Objective: Locate the string "page" in the listing below. Copy every line where it is found.

** Begin Listed entries **

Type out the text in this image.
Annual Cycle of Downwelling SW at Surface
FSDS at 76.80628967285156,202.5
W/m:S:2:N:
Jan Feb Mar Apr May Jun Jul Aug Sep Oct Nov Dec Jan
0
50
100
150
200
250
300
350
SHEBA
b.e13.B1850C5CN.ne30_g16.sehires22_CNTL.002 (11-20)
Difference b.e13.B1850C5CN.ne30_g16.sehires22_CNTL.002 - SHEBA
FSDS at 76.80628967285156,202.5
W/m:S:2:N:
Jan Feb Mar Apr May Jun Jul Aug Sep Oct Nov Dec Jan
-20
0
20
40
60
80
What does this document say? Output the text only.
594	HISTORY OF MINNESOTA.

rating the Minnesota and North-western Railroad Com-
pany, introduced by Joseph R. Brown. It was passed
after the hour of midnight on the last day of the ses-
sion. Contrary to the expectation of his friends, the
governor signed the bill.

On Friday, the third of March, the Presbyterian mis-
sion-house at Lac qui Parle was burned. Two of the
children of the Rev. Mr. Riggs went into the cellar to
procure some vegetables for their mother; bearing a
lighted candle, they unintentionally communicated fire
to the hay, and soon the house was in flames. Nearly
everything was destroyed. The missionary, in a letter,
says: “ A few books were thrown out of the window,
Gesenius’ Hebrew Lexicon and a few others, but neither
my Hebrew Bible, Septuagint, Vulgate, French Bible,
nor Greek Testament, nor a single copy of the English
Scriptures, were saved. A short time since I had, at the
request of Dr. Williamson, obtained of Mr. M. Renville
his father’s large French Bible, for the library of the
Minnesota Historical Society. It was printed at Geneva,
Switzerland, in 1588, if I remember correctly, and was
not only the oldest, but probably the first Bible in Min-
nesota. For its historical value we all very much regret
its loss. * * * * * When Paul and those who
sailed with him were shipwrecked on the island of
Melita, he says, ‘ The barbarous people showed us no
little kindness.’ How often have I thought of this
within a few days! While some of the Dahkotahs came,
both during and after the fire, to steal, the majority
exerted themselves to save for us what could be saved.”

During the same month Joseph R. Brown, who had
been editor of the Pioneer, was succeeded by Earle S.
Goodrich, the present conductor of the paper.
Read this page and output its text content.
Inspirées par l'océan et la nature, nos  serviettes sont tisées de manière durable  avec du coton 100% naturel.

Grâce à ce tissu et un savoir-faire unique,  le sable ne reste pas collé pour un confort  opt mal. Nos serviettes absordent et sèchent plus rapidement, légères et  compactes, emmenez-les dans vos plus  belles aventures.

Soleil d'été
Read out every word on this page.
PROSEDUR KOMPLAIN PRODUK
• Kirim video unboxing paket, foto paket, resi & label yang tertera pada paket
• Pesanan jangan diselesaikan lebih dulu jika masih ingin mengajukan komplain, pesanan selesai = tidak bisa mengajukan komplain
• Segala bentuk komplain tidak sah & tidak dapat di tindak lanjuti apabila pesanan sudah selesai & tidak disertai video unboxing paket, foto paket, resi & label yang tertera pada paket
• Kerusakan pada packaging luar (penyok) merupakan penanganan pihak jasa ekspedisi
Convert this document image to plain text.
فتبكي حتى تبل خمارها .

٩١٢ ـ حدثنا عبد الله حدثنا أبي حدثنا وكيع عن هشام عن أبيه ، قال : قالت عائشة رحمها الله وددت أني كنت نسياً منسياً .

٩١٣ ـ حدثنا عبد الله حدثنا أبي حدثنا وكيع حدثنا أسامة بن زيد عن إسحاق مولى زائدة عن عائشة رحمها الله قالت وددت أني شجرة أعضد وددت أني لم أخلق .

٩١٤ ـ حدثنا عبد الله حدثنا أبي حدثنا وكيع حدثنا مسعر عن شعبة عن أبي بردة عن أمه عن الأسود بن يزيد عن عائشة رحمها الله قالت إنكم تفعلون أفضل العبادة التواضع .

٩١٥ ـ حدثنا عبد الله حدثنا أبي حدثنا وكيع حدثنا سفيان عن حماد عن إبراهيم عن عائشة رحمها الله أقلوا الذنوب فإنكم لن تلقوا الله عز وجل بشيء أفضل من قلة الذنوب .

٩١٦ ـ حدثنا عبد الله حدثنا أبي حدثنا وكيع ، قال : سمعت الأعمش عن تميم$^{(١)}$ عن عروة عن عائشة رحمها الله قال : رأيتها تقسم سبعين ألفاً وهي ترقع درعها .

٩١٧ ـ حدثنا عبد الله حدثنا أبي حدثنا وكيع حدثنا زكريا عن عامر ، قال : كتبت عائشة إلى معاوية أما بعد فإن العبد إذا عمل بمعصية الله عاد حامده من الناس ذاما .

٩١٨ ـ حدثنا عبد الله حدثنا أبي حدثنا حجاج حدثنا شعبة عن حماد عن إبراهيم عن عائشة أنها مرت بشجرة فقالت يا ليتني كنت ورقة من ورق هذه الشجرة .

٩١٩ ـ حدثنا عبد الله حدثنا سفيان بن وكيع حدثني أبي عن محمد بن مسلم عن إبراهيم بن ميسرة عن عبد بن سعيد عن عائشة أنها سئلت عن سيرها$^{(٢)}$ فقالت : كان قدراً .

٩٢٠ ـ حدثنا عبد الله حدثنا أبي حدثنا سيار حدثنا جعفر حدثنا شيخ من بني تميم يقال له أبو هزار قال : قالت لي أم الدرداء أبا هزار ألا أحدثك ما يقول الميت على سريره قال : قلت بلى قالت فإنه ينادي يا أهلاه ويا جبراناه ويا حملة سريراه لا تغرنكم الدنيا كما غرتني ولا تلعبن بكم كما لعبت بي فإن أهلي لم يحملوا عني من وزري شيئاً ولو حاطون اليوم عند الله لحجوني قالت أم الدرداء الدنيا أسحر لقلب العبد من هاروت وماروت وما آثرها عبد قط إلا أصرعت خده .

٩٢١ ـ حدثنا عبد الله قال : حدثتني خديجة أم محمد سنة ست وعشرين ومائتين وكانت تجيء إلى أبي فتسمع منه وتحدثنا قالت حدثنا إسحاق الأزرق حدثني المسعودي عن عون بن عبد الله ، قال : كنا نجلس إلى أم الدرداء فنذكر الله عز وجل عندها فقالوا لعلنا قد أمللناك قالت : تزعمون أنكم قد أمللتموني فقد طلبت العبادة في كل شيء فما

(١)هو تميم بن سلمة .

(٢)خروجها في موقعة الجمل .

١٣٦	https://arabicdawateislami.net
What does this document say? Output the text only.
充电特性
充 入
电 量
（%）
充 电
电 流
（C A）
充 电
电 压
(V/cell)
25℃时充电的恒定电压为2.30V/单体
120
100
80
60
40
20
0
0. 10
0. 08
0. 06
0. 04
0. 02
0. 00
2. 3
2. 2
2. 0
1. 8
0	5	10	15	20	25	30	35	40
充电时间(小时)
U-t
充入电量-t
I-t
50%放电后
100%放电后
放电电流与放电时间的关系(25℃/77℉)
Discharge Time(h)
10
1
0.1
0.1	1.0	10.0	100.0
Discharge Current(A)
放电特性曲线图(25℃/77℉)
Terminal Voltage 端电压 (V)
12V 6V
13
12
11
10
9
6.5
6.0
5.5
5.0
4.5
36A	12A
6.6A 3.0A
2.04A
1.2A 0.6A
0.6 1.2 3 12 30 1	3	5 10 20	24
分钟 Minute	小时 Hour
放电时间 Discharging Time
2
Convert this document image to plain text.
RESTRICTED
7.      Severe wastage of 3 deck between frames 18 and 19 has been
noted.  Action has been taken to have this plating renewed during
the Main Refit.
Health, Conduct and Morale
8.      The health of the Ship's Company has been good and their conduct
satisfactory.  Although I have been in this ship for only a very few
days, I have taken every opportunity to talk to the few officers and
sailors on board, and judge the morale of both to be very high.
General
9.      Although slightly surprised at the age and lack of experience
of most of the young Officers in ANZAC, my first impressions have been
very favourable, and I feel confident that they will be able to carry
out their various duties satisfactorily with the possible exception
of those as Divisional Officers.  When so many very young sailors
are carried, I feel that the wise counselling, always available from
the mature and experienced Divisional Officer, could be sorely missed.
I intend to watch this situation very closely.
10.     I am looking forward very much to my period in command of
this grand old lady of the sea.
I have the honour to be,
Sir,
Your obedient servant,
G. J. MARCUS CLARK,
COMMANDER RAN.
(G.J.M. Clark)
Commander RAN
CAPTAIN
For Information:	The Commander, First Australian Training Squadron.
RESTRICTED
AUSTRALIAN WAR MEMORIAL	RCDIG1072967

** End Listed entries **

Response below:
Read this page and output its text content.
Read out every word on this page.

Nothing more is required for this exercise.